Tareas del ejercicio -
[a] En el texto sobre la elección de Trump, ¿en qué bandera van enfundados los sureños enfurecidos?
[b] Por favor, prolonga el texto sobre la elección de Trump a partir de su última oración.

Uno de los problemas que de inmediato brotaron en la superficie de la opinión pública, es la notoria discriminación que muchos estadounidenses, simpatizantes del ahora presidente electo Donald Trump, han exhibido de la forma más brutal y grosera posible; grupos de blancos relacionados con esas expresiones de ultraderecha, ya sean neonazis, miembros del ku klux klan o sureños enfurecidos enfundados en su horrenda y asquerosa bandera confederada.
En México nos hemos sentido profundamente ofendidos por el desprecio tan abierto que el próximo presidente republicano ha manifestado en contra de los migrantes que se ven obligados a desplazarse hacia el país del norte. Estamos conmocionados, indignados por la muestra de servil sumisión que manifestó Peña Nieto al aceptar ser ninguneado por aquel tipo prepotente cuando ni siquiera era presidente, sino un candidato a la presidencia de su país. Es cierto y sólidamente probado: estamos en shock.

Material proporcionado -
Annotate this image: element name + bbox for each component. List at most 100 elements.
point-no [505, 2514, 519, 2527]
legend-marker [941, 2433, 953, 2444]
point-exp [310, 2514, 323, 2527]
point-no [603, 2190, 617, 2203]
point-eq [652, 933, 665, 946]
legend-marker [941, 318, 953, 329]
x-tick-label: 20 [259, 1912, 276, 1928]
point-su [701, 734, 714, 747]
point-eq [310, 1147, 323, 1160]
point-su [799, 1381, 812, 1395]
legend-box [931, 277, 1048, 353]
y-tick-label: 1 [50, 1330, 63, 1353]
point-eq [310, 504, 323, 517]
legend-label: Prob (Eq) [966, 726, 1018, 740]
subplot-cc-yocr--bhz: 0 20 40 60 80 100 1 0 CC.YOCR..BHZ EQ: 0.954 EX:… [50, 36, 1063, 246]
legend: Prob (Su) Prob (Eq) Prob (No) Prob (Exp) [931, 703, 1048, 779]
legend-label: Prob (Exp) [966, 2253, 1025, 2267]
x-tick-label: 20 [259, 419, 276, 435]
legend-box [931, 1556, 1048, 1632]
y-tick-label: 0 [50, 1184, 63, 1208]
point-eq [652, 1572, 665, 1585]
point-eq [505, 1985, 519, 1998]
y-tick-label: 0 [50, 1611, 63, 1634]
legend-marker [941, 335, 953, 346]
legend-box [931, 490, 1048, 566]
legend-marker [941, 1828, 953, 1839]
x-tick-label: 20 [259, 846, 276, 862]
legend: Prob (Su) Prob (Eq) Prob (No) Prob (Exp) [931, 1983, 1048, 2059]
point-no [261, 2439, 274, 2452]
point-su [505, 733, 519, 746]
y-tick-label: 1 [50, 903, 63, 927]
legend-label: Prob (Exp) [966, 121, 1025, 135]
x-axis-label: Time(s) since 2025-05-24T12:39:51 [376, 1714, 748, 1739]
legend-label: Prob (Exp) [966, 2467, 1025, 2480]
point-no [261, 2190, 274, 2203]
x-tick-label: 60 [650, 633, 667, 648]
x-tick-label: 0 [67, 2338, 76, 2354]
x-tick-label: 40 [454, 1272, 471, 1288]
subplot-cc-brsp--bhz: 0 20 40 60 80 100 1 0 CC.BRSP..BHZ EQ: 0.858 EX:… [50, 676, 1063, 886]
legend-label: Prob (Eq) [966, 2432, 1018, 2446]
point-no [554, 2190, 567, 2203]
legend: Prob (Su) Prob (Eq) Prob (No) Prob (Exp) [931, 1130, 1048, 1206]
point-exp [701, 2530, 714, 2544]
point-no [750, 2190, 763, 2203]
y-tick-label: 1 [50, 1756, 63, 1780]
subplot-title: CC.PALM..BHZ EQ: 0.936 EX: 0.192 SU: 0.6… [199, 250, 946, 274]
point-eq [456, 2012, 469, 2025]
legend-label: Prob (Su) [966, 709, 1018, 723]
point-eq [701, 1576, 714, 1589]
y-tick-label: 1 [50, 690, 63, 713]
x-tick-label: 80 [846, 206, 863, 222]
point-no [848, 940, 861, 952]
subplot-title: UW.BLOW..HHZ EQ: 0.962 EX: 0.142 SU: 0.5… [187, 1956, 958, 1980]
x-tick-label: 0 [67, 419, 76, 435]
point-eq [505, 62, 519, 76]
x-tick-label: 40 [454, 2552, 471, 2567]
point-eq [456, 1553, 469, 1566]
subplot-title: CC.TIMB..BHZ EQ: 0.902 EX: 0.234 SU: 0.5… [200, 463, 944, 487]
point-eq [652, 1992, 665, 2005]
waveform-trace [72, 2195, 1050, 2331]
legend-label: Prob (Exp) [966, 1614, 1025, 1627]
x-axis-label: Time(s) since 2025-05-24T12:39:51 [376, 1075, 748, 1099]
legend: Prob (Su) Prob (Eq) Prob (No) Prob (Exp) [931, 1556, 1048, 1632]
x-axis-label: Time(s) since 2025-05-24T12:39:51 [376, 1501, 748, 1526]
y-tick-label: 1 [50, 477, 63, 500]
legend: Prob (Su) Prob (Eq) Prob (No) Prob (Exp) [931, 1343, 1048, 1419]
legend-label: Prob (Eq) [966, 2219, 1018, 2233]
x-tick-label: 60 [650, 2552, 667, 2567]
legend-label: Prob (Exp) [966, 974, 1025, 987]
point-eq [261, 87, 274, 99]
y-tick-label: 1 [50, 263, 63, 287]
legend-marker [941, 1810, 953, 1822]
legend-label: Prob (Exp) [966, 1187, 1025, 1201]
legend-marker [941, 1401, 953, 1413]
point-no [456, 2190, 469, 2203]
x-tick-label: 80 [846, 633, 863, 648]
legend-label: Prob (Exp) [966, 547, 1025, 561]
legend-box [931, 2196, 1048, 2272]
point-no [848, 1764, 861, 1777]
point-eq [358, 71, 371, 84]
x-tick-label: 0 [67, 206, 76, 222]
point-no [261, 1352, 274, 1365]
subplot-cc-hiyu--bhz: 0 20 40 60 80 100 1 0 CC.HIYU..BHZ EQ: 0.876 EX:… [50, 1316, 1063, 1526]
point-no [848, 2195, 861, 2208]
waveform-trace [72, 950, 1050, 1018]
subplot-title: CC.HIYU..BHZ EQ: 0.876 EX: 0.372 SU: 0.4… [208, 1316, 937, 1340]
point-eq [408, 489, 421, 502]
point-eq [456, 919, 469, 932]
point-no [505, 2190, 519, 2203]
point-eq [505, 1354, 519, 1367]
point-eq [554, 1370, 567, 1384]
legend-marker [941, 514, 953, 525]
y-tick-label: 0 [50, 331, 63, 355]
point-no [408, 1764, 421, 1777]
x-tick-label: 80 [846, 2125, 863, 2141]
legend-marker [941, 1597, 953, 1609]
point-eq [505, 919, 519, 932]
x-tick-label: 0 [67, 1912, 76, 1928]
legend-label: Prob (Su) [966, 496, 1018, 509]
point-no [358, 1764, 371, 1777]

Las respuestas -
[a] En la bandera confederada.

[b]
Pero ¿por qué nos indignamos si nosotros mismos practicamos ese desprecio sobre el otro, sobre el que no es como nosotros, no habla como nosotros y no piensa como nosotros? Desde luego, este fenómeno tiene un enorme y profundo trasfondo social derivado de nuestra formación como estado-nación, y por lo tanto, esas actitudes tan nefastas que hoy exhibimos las hemos incubado a lo largo de nuestra historia.
Ahora bien, es todavía más preocupante si vemos que estos muchos “Méxicos” no están integrados entre sí por varias situaciones maduradas con el tiempo. Este artículo pretende llamar la atención sobre nuestras sombras para darles luz, para buscar una solución que nos coloque como sociedad unida e igualitaria ante los difíciles cuatro años que nos esperan en el futuro inmediato.
Al momento de la colonización española, durante los siglos XVI y XVII, se implementó una sociedad estamentaria dividida no en clases sociales, sino en “castas”, es decir, en grupos sociales definidos por criterios de origen y pureza racial que de inmediato configuraron también una ideología de los grupos dominantes que despreciaba todo lo que no fuera de origen europeo. El fenómeno conocido como mestizaje fue más bien un hecho intercultural que se desarrolló entre los individuos europeos menos favorecidos por las bondades económicas, es decir, fue un hecho consumado por los primeros conquistadores y por la enorme cantidad de castellanos, vascos, andaluces y gallegos pobres que vinieron con la esperanza de “hacer la América” y regresar ricos y orondos a sus lugares de origen.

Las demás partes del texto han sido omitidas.